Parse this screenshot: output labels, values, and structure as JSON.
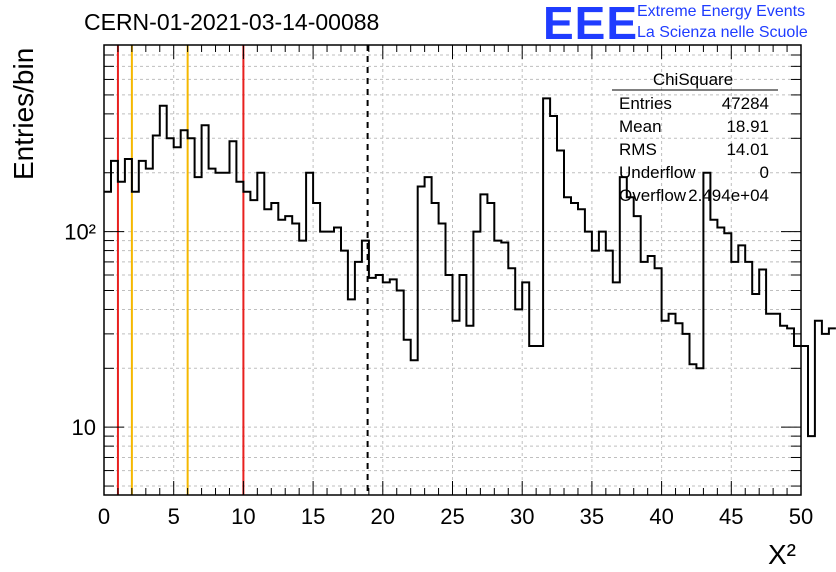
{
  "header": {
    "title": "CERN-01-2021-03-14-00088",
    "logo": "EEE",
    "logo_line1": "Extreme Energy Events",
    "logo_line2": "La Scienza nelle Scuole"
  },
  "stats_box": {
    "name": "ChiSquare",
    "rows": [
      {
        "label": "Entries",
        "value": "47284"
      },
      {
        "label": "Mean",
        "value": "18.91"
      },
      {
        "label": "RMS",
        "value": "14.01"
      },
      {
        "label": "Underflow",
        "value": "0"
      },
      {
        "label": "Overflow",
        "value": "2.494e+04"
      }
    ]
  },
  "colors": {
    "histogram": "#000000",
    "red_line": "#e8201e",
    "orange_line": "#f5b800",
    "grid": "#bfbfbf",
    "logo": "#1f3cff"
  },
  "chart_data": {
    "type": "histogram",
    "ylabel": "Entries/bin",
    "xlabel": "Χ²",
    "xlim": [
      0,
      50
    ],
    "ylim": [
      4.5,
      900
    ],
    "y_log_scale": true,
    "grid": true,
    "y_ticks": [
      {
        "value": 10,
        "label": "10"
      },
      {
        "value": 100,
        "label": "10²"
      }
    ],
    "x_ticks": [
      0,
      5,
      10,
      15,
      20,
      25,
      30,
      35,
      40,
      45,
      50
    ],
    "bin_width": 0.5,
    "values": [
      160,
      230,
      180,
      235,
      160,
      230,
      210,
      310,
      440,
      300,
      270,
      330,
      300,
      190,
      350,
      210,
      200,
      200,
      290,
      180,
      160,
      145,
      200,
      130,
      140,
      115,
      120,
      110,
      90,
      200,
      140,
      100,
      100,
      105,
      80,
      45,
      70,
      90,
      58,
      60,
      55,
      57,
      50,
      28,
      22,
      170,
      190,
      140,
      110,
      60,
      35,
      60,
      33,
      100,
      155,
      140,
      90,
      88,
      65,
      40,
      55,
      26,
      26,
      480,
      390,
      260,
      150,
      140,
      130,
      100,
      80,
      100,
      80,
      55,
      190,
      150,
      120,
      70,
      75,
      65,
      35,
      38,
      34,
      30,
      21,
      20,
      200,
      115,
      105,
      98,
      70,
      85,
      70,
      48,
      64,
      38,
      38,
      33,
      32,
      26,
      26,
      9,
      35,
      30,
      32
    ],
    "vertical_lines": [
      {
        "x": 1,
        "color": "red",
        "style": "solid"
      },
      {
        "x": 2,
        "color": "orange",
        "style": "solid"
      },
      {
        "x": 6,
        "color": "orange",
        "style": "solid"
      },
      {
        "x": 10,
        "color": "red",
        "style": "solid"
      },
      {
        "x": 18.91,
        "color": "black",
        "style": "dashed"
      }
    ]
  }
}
__________
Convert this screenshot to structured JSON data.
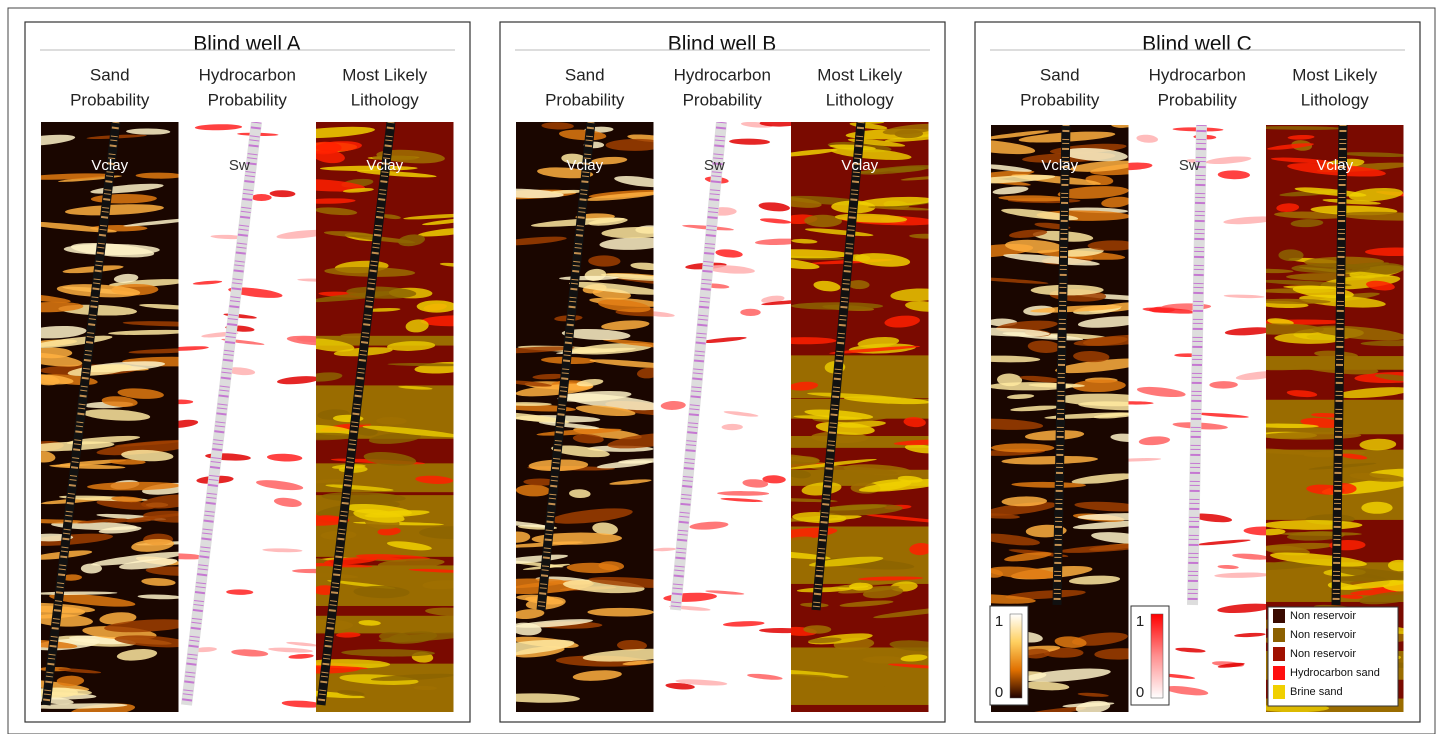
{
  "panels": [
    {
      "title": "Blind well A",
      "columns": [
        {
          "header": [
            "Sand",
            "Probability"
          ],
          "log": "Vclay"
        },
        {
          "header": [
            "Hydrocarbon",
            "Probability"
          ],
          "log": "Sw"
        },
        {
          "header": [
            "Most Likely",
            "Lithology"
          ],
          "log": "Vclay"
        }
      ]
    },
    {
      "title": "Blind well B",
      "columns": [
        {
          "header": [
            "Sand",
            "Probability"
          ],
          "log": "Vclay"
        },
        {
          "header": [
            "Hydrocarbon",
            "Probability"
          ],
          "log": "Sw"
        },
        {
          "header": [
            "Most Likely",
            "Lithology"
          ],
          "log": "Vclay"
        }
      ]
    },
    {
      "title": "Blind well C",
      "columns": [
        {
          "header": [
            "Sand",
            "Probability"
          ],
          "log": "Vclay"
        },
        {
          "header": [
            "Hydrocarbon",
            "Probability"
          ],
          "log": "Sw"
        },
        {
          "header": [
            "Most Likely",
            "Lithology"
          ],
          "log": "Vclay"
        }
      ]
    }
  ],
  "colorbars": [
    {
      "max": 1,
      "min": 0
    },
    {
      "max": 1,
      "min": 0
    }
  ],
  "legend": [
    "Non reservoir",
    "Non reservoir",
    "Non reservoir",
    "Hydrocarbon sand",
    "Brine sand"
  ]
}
__________
Directive
Collect each line of the entries that has the word "values", copying it in full.

Full response
Parse this screenshot: output labels, values, and structure as JSON.
    "values": [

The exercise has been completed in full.